**The problem**
List every line below containing "物业捆绑收费".

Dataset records
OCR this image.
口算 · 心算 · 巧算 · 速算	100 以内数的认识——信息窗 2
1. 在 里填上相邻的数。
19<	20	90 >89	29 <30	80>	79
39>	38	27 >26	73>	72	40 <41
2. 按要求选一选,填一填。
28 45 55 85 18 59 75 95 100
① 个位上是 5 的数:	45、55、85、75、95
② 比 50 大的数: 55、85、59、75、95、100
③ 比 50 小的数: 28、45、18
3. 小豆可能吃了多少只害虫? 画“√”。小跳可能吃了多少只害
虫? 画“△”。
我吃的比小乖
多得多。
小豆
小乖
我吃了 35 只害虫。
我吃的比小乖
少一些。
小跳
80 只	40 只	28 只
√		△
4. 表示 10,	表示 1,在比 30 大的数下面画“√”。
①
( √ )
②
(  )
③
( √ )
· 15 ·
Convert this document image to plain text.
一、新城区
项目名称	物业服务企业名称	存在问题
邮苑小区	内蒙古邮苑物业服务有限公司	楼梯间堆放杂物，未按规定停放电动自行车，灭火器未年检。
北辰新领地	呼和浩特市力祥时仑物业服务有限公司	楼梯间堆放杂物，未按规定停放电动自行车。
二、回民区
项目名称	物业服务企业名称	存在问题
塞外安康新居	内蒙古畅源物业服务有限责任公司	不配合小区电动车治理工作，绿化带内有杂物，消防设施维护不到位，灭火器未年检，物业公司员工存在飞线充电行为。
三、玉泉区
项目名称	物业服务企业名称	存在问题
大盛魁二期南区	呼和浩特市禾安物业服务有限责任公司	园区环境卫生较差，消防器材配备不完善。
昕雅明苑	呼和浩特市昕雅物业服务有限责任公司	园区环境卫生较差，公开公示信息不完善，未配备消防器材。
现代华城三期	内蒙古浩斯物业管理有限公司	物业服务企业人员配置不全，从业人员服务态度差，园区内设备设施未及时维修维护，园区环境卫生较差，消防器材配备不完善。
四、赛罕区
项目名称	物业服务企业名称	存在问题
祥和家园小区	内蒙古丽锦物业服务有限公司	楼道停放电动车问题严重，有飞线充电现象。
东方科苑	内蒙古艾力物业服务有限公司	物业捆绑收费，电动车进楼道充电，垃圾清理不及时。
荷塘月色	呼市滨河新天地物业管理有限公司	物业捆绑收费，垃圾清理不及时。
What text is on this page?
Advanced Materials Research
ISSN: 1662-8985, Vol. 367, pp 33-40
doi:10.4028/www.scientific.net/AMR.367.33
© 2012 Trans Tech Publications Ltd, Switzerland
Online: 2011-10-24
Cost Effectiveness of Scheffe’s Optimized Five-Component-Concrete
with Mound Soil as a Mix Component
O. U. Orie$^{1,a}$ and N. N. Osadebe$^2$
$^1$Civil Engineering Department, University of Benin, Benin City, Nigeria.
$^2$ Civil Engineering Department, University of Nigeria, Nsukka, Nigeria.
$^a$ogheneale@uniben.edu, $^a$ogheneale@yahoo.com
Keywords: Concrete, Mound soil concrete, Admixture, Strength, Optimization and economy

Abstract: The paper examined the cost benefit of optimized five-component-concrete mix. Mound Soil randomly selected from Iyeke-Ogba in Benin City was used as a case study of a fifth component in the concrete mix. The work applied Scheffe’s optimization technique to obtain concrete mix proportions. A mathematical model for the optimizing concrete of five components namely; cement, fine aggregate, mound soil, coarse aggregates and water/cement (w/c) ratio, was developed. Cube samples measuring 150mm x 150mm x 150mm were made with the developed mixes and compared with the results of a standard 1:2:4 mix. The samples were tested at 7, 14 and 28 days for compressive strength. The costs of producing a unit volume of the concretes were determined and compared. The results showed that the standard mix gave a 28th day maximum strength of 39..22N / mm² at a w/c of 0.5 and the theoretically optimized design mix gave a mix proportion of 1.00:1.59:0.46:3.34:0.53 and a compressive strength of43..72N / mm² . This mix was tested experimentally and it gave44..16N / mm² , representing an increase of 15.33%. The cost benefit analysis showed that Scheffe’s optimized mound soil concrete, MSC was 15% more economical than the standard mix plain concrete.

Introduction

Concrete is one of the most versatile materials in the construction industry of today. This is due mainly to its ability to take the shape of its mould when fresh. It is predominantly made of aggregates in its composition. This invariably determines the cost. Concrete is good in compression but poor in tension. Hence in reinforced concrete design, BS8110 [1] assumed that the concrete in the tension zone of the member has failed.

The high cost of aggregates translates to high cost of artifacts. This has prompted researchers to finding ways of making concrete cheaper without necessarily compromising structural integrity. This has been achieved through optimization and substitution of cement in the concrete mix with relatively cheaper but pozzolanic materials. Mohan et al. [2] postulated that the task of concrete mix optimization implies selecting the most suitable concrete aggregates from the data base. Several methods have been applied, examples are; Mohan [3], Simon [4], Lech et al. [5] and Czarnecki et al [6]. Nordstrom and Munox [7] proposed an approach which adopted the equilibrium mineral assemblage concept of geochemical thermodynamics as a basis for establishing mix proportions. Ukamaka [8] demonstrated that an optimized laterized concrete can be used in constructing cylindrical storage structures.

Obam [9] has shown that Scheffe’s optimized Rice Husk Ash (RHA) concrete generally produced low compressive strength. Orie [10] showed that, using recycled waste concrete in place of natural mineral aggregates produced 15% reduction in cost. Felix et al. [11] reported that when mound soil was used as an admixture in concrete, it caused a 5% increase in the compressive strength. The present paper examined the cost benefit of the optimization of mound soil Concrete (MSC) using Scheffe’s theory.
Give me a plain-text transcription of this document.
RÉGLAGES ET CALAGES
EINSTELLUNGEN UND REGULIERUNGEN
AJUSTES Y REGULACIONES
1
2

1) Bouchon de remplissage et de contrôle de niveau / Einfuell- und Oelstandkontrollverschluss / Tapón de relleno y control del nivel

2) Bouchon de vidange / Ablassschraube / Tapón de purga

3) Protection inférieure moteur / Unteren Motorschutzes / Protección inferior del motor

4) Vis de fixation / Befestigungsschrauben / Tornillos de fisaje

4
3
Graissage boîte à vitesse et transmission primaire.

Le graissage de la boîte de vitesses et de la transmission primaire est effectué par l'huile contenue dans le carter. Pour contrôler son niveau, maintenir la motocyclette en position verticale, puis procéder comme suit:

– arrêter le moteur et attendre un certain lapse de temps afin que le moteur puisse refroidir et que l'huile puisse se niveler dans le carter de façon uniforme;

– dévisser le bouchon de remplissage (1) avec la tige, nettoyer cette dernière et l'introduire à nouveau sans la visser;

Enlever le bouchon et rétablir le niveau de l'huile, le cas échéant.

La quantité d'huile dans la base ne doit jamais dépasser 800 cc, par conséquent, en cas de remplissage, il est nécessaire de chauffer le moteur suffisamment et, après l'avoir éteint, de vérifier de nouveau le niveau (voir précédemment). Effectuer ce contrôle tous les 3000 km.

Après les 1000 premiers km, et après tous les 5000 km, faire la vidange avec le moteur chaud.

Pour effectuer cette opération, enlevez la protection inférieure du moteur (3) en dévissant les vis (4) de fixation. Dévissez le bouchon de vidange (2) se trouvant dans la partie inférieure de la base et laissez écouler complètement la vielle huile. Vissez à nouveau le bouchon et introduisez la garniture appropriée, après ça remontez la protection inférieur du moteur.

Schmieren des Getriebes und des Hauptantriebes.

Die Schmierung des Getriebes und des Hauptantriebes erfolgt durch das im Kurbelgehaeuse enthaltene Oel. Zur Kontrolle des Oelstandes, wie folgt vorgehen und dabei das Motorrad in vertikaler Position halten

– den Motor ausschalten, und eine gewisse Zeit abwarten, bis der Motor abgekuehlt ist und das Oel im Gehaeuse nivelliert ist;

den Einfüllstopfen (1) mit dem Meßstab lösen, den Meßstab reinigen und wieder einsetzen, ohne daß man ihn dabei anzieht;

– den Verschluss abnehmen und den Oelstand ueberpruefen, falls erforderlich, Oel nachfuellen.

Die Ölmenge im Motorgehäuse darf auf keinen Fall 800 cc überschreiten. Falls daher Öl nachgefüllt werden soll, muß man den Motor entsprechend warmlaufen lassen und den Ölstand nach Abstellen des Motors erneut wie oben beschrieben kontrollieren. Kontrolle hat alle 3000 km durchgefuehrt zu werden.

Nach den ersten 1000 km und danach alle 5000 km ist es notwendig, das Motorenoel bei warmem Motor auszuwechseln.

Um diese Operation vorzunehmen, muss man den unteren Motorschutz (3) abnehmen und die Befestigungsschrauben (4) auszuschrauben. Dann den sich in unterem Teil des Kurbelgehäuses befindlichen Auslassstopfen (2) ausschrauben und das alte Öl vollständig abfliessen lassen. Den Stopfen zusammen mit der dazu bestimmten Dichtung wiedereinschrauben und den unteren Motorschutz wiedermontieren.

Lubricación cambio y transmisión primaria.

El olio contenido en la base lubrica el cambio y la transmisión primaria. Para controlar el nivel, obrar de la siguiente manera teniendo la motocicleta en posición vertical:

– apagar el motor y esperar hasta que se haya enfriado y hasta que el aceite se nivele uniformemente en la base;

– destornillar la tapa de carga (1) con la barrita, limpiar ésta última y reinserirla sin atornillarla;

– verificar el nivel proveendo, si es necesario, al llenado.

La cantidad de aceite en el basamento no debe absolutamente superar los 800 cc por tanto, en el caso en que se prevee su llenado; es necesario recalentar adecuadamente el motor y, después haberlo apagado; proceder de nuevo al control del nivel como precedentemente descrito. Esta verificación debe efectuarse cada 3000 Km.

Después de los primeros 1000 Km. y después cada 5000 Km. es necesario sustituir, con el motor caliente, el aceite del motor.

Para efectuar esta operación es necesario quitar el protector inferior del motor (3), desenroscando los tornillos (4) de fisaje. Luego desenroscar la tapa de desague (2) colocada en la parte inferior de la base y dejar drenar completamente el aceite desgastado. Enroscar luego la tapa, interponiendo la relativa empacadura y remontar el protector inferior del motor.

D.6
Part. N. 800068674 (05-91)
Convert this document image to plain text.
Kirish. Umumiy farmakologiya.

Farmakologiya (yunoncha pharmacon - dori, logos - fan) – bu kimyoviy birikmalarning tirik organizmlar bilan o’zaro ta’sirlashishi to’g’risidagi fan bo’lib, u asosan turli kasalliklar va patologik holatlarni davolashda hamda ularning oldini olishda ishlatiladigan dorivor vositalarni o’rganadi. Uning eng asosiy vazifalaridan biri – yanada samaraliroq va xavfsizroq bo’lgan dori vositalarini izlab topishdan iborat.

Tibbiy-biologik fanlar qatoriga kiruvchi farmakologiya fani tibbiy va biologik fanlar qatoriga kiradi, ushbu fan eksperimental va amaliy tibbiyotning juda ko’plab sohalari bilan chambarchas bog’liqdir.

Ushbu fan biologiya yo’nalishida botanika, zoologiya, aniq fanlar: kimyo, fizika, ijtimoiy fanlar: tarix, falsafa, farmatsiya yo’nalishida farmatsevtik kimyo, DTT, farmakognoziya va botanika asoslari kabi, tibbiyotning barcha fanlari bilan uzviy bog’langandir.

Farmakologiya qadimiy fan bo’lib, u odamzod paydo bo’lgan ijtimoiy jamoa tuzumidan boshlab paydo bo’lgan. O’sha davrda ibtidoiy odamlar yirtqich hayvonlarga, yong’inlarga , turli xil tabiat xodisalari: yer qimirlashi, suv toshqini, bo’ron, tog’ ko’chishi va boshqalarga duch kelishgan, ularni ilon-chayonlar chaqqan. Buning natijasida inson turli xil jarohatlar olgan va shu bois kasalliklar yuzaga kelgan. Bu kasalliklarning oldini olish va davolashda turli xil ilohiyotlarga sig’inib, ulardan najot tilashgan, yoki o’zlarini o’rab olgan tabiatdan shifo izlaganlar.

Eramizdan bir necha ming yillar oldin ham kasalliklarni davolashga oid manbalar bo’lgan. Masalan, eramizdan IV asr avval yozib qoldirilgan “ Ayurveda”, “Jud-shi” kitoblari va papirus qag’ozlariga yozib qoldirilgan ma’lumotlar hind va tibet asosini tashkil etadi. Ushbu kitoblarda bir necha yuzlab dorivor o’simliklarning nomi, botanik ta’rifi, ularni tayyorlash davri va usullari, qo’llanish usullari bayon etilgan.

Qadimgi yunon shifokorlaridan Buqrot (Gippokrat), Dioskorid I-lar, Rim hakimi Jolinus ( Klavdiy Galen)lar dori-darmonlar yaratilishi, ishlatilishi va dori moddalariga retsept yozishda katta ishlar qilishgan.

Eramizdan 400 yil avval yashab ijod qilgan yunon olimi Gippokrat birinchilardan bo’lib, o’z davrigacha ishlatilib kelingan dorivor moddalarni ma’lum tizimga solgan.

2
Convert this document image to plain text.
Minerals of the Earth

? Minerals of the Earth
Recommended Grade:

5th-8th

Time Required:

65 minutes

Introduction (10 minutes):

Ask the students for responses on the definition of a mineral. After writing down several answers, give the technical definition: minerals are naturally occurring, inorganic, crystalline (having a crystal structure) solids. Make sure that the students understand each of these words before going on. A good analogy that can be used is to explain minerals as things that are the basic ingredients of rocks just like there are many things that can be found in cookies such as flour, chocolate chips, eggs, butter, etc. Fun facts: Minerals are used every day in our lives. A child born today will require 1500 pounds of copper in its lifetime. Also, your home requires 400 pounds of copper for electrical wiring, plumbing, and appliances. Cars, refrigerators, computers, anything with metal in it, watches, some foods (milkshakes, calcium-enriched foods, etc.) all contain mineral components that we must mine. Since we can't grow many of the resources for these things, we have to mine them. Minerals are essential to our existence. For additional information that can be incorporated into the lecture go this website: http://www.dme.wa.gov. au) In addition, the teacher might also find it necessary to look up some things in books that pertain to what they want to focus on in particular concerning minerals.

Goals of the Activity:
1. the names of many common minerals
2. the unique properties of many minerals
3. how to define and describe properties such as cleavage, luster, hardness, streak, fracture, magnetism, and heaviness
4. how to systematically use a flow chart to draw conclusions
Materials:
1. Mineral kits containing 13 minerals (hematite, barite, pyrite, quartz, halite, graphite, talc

**Answer**
东方科苑	内蒙古艾力物业服务有限公司	物业捆绑收费，电动车进楼道充电，垃圾清理不及时。
荷塘月色	呼市滨河新天地物业管理有限公司	物业捆绑收费，垃圾清理不及时。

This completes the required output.